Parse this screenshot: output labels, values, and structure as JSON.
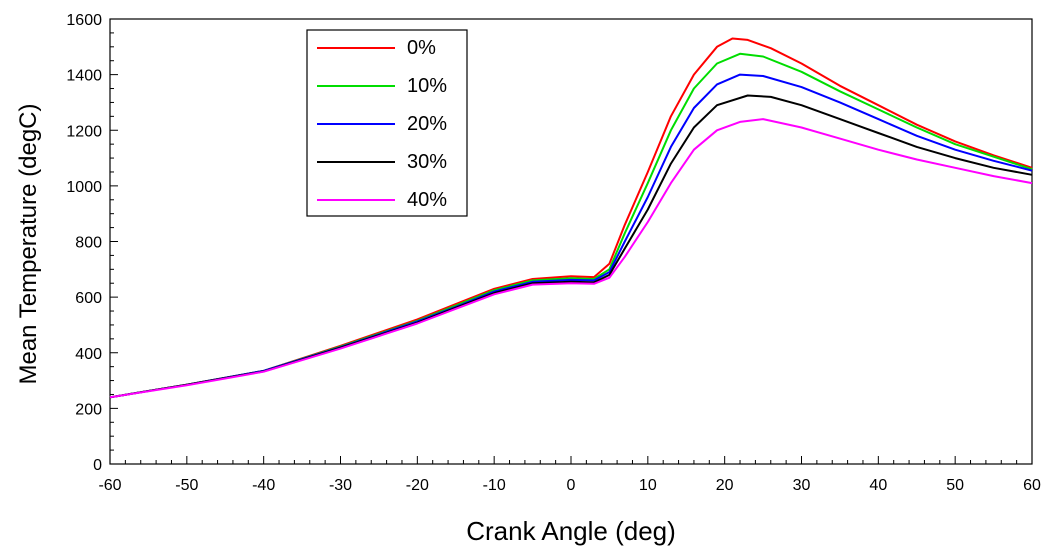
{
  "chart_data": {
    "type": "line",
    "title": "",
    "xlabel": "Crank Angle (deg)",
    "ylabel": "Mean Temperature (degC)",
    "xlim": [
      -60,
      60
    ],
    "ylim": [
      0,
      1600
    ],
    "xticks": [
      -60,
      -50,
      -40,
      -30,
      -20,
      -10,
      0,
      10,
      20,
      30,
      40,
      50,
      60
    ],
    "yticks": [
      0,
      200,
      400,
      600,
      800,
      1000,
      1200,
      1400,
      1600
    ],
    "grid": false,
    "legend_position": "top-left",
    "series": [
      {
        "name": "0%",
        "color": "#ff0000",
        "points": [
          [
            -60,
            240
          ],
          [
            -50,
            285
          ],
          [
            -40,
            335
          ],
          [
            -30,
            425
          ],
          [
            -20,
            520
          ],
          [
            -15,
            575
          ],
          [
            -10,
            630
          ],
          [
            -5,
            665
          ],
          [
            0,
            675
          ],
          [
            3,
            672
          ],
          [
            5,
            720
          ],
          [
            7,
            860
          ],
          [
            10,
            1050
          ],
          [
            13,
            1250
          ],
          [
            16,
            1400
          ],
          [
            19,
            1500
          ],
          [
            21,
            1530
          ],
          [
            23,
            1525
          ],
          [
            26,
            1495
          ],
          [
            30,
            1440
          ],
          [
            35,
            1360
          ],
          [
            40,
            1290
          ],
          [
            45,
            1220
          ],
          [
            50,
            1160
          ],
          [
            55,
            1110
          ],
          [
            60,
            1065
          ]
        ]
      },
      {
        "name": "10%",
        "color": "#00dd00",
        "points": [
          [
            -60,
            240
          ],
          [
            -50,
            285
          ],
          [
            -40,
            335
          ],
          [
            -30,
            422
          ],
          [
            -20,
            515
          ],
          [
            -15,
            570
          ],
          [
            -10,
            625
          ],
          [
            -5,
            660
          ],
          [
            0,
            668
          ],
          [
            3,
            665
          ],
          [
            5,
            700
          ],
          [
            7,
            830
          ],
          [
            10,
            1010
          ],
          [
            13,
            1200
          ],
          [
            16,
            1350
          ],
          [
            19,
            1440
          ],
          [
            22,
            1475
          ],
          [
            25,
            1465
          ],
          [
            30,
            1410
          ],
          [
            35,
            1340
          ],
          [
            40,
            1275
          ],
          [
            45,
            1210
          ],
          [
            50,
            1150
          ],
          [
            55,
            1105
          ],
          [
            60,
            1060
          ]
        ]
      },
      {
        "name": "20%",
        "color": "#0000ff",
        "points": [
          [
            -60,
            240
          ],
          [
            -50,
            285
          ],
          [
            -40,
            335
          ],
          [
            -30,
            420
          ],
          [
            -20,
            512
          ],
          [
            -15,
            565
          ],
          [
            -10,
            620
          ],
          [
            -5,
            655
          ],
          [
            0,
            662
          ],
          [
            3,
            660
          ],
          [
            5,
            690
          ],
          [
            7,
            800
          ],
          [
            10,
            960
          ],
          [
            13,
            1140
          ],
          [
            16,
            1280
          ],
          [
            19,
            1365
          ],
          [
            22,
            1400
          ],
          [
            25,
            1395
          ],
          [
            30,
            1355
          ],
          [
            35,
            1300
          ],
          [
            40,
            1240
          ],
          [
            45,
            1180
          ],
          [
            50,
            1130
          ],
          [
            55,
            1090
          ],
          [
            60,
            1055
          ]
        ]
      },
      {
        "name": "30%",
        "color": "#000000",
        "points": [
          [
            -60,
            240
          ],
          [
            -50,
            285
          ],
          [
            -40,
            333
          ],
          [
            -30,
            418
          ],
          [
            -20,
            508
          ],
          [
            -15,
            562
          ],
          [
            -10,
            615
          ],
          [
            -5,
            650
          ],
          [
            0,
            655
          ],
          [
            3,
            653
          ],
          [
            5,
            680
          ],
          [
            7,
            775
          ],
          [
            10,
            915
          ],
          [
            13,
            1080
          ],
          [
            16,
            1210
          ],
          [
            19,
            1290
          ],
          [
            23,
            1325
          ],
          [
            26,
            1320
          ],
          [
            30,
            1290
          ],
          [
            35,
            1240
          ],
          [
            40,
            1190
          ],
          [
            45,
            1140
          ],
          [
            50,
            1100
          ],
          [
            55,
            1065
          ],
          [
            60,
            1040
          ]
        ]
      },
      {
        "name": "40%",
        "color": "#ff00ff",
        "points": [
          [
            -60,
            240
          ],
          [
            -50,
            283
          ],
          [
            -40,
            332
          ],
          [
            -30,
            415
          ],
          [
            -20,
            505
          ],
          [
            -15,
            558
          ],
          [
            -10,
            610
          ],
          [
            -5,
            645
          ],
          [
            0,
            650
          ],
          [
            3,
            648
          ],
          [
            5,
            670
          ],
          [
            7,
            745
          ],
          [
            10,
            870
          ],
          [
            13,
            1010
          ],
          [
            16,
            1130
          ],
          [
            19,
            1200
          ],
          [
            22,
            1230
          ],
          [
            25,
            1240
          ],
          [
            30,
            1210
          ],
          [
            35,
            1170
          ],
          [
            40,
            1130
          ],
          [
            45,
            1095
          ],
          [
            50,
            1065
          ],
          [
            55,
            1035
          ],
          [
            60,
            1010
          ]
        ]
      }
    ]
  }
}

==================================================

* AIM OF THE TASK: Omit the pictures and give the material again, exactly and in full.

* TASK ANSWER:
Parse this screenshot: output labels, values, and structure as JSON.
{
  "chart_data": {
    "type": "line",
    "title": "",
    "xlabel": "Crank Angle (deg)",
    "ylabel": "Mean Temperature (degC)",
    "xlim": [
      -60,
      60
    ],
    "ylim": [
      0,
      1600
    ],
    "xticks": [
      -60,
      -50,
      -40,
      -30,
      -20,
      -10,
      0,
      10,
      20,
      30,
      40,
      50,
      60
    ],
    "yticks": [
      0,
      200,
      400,
      600,
      800,
      1000,
      1200,
      1400,
      1600
    ],
    "grid": false,
    "legend_position": "top-left",
    "series": [
      {
        "name": "0%",
        "color": "#ff0000",
        "points": [
          [
            -60,
            240
          ],
          [
            -50,
            285
          ],
          [
            -40,
            335
          ],
          [
            -30,
            425
          ],
          [
            -20,
            520
          ],
          [
            -15,
            575
          ],
          [
            -10,
            630
          ],
          [
            -5,
            665
          ],
          [
            0,
            675
          ],
          [
            3,
            672
          ],
          [
            5,
            720
          ],
          [
            7,
            860
          ],
          [
            10,
            1050
          ],
          [
            13,
            1250
          ],
          [
            16,
            1400
          ],
          [
            19,
            1500
          ],
          [
            21,
            1530
          ],
          [
            23,
            1525
          ],
          [
            26,
            1495
          ],
          [
            30,
            1440
          ],
          [
            35,
            1360
          ],
          [
            40,
            1290
          ],
          [
            45,
            1220
          ],
          [
            50,
            1160
          ],
          [
            55,
            1110
          ],
          [
            60,
            1065
          ]
        ]
      },
      {
        "name": "10%",
        "color": "#00dd00",
        "points": [
          [
            -60,
            240
          ],
          [
            -50,
            285
          ],
          [
            -40,
            335
          ],
          [
            -30,
            422
          ],
          [
            -20,
            515
          ],
          [
            -15,
            570
          ],
          [
            -10,
            625
          ],
          [
            -5,
            660
          ],
          [
            0,
            668
          ],
          [
            3,
            665
          ],
          [
            5,
            700
          ],
          [
            7,
            830
          ],
          [
            10,
            1010
          ],
          [
            13,
            1200
          ],
          [
            16,
            1350
          ],
          [
            19,
            1440
          ],
          [
            22,
            1475
          ],
          [
            25,
            1465
          ],
          [
            30,
            1410
          ],
          [
            35,
            1340
          ],
          [
            40,
            1275
          ],
          [
            45,
            1210
          ],
          [
            50,
            1150
          ],
          [
            55,
            1105
          ],
          [
            60,
            1060
          ]
        ]
      },
      {
        "name": "20%",
        "color": "#0000ff",
        "points": [
          [
            -60,
            240
          ],
          [
            -50,
            285
          ],
          [
            -40,
            335
          ],
          [
            -30,
            420
          ],
          [
            -20,
            512
          ],
          [
            -15,
            565
          ],
          [
            -10,
            620
          ],
          [
            -5,
            655
          ],
          [
            0,
            662
          ],
          [
            3,
            660
          ],
          [
            5,
            690
          ],
          [
            7,
            800
          ],
          [
            10,
            960
          ],
          [
            13,
            1140
          ],
          [
            16,
            1280
          ],
          [
            19,
            1365
          ],
          [
            22,
            1400
          ],
          [
            25,
            1395
          ],
          [
            30,
            1355
          ],
          [
            35,
            1300
          ],
          [
            40,
            1240
          ],
          [
            45,
            1180
          ],
          [
            50,
            1130
          ],
          [
            55,
            1090
          ],
          [
            60,
            1055
          ]
        ]
      },
      {
        "name": "30%",
        "color": "#000000",
        "points": [
          [
            -60,
            240
          ],
          [
            -50,
            285
          ],
          [
            -40,
            333
          ],
          [
            -30,
            418
          ],
          [
            -20,
            508
          ],
          [
            -15,
            562
          ],
          [
            -10,
            615
          ],
          [
            -5,
            650
          ],
          [
            0,
            655
          ],
          [
            3,
            653
          ],
          [
            5,
            680
          ],
          [
            7,
            775
          ],
          [
            10,
            915
          ],
          [
            13,
            1080
          ],
          [
            16,
            1210
          ],
          [
            19,
            1290
          ],
          [
            23,
            1325
          ],
          [
            26,
            1320
          ],
          [
            30,
            1290
          ],
          [
            35,
            1240
          ],
          [
            40,
            1190
          ],
          [
            45,
            1140
          ],
          [
            50,
            1100
          ],
          [
            55,
            1065
          ],
          [
            60,
            1040
          ]
        ]
      },
      {
        "name": "40%",
        "color": "#ff00ff",
        "points": [
          [
            -60,
            240
          ],
          [
            -50,
            283
          ],
          [
            -40,
            332
          ],
          [
            -30,
            415
          ],
          [
            -20,
            505
          ],
          [
            -15,
            558
          ],
          [
            -10,
            610
          ],
          [
            -5,
            645
          ],
          [
            0,
            650
          ],
          [
            3,
            648
          ],
          [
            5,
            670
          ],
          [
            7,
            745
          ],
          [
            10,
            870
          ],
          [
            13,
            1010
          ],
          [
            16,
            1130
          ],
          [
            19,
            1200
          ],
          [
            22,
            1230
          ],
          [
            25,
            1240
          ],
          [
            30,
            1210
          ],
          [
            35,
            1170
          ],
          [
            40,
            1130
          ],
          [
            45,
            1095
          ],
          [
            50,
            1065
          ],
          [
            55,
            1035
          ],
          [
            60,
            1010
          ]
        ]
      }
    ]
  }
}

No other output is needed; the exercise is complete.